# [What is expected]
Update the items from the line that has "Where is each" through the line that has "help-icon[interactable]: ? —" by replacing "interactable" with "clickable" and leaving everything else unchanged.

# [Listed entries]

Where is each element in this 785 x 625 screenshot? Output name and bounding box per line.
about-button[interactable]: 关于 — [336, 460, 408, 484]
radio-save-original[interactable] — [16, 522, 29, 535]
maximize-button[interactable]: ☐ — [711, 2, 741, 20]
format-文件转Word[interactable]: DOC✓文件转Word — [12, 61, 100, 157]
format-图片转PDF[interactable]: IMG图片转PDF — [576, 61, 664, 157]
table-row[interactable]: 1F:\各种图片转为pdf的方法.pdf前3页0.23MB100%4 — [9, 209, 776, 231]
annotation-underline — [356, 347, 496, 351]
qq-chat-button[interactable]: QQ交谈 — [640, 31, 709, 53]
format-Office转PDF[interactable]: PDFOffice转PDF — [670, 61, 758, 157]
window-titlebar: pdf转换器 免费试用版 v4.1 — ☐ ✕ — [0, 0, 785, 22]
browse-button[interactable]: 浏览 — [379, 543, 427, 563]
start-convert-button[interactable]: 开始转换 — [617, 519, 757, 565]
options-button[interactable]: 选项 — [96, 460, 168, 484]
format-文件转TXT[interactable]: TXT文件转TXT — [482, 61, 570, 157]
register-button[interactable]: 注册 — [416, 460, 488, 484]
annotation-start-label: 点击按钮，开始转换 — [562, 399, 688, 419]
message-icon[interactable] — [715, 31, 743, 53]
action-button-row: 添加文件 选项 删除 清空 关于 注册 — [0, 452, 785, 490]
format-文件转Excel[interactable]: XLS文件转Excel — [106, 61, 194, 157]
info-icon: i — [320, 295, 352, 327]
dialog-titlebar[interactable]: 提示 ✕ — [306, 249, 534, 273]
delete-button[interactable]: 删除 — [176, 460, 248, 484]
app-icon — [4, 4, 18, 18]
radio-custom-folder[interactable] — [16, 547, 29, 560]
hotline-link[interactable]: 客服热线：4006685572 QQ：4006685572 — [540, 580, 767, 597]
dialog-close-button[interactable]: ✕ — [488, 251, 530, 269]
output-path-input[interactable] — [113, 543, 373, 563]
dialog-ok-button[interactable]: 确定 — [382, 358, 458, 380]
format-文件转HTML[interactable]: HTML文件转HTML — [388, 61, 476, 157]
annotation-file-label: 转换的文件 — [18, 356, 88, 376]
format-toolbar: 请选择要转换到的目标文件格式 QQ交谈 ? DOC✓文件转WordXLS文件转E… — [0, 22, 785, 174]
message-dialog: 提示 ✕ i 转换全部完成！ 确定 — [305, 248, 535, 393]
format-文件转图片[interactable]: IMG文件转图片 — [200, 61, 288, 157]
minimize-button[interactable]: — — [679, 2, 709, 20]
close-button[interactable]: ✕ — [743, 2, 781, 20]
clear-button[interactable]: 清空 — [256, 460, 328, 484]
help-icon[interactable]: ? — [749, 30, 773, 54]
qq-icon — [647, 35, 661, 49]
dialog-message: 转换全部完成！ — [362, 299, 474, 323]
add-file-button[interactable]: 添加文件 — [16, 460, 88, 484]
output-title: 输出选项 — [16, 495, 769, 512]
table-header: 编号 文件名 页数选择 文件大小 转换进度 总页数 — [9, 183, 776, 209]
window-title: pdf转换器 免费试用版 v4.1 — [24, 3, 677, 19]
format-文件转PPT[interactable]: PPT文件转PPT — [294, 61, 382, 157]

* * *

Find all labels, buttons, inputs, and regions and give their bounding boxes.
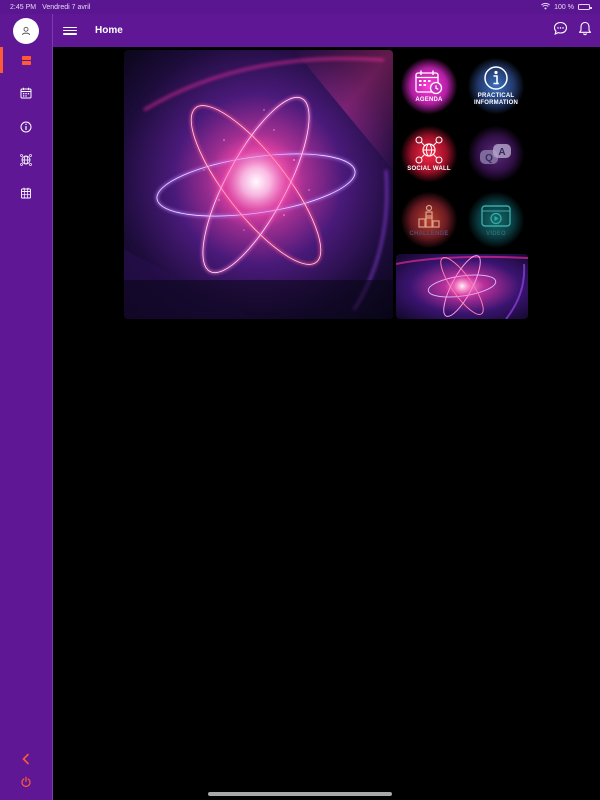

# [The result]
Where is each element in this 785 x 625 screenshot? Output name and bounding box per line.
about-button[clickable]: 关于 — [336, 460, 408, 484]
radio-save-original[clickable] — [16, 522, 29, 535]
maximize-button[clickable]: ☐ — [711, 2, 741, 20]
format-文件转Word[clickable]: DOC✓文件转Word — [12, 61, 100, 157]
format-图片转PDF[clickable]: IMG图片转PDF — [576, 61, 664, 157]
table-row[clickable]: 1F:\各种图片转为pdf的方法.pdf前3页0.23MB100%4 — [9, 209, 776, 231]
annotation-underline — [356, 347, 496, 351]
qq-chat-button[clickable]: QQ交谈 — [640, 31, 709, 53]
format-Office转PDF[clickable]: PDFOffice转PDF — [670, 61, 758, 157]
window-titlebar: pdf转换器 免费试用版 v4.1 — ☐ ✕ — [0, 0, 785, 22]
browse-button[clickable]: 浏览 — [379, 543, 427, 563]
start-convert-button[clickable]: 开始转换 — [617, 519, 757, 565]
options-button[clickable]: 选项 — [96, 460, 168, 484]
format-文件转TXT[clickable]: TXT文件转TXT — [482, 61, 570, 157]
register-button[clickable]: 注册 — [416, 460, 488, 484]
annotation-start-label: 点击按钮，开始转换 — [562, 399, 688, 419]
message-icon[clickable] — [715, 31, 743, 53]
action-button-row: 添加文件 选项 删除 清空 关于 注册 — [0, 452, 785, 490]
format-文件转Excel[clickable]: XLS文件转Excel — [106, 61, 194, 157]
info-icon: i — [320, 295, 352, 327]
dialog-titlebar[clickable]: 提示 ✕ — [306, 249, 534, 273]
delete-button[clickable]: 删除 — [176, 460, 248, 484]
app-icon — [4, 4, 18, 18]
radio-custom-folder[clickable] — [16, 547, 29, 560]
hotline-link[clickable]: 客服热线：4006685572 QQ：4006685572 — [540, 580, 767, 597]
dialog-close-button[clickable]: ✕ — [488, 251, 530, 269]
output-path-input[clickable] — [113, 543, 373, 563]
dialog-ok-button[clickable]: 确定 — [382, 358, 458, 380]
format-文件转HTML[clickable]: HTML文件转HTML — [388, 61, 476, 157]
annotation-file-label: 转换的文件 — [18, 356, 88, 376]
format-toolbar: 请选择要转换到的目标文件格式 QQ交谈 ? DOC✓文件转WordXLS文件转E… — [0, 22, 785, 174]
message-dialog: 提示 ✕ i 转换全部完成！ 确定 — [305, 248, 535, 393]
format-文件转图片[clickable]: IMG文件转图片 — [200, 61, 288, 157]
minimize-button[clickable]: — — [679, 2, 709, 20]
close-button[clickable]: ✕ — [743, 2, 781, 20]
clear-button[clickable]: 清空 — [256, 460, 328, 484]
help-icon[clickable]: ? — [749, 30, 773, 54]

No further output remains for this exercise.